Extrait du texte -
- - -

Tous les rêves du monde

Soirée portugaise

Pamela est une jeune portugaise de la deuxième génération née ici, en France. Empêtrée dans ses contradictions, ses échecs et l’amour absolu pour sa famille, elle se sent perdue et paraît incapable d’imaginer comment elle pourrait vivre sa vie… Surtout qu’elle n’aime que jouer du piano et patiner sur la glace. Elle va pourtant trouver son propre chemin entre France et Portugal.

19H30 Repas portugais préparé par l'AOP, association des originaires du Portugal, 7€ l'assiette. Concert de musique portugaise dans le hall du théâtré interprété par deux musiciens du conservatoire : Jean-Pierre Aigeldinger  (accordéon), Geraldo Barbosa (trompette)

- - -

Action requise - Recopiez le passage du texte sur la soirée portugaise qui va de « Pamela est une » jusqu'à « France et Portugal. ». Appuyez-vous uniquement sur le texte.

Éléments d'un jeu de données
- - -

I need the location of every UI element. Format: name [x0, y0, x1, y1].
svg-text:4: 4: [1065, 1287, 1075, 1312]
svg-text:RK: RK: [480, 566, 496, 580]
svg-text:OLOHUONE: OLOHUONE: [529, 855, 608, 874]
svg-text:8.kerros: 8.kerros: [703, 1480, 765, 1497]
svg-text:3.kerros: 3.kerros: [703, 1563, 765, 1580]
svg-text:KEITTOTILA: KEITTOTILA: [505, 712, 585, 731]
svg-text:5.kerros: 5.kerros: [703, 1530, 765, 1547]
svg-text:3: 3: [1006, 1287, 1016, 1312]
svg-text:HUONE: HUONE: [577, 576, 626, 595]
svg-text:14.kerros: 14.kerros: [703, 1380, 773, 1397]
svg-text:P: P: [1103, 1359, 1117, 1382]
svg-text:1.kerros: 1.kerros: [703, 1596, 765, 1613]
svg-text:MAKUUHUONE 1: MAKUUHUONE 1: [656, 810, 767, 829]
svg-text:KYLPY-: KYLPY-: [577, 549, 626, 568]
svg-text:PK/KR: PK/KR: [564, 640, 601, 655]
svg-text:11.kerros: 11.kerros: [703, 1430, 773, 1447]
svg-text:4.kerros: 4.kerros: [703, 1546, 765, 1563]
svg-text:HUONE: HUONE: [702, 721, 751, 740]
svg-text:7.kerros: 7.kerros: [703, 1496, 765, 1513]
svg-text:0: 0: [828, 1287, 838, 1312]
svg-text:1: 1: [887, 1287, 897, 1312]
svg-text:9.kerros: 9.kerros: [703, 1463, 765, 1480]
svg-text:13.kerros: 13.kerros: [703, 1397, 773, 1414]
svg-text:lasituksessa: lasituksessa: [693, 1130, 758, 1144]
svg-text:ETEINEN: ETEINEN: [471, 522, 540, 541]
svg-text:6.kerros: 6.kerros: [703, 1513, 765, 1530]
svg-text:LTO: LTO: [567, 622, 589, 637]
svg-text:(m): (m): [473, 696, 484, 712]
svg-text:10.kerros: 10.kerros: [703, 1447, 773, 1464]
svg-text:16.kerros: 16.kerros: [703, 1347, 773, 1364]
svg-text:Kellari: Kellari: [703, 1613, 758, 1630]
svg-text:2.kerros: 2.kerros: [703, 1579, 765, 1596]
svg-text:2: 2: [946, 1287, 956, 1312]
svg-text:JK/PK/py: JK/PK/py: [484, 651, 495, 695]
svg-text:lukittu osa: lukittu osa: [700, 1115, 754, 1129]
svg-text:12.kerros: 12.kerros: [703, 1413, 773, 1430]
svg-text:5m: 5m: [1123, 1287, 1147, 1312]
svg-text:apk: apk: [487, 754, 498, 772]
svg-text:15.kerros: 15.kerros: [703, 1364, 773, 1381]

- - -

Solution proposée -
Pamela est une jeune portugaise de la deuxième génération née ici, en France. Empêtrée dans ses contradictions, ses échecs et l’amour absolu pour sa famille, elle se sent perdue et paraît incapable d’imaginer comment elle pourrait vivre sa vie… Surtout qu’elle n’aime que jouer du piano et patiner sur la glace. Elle va pourtant trouver son propre chemin entre France et Portugal.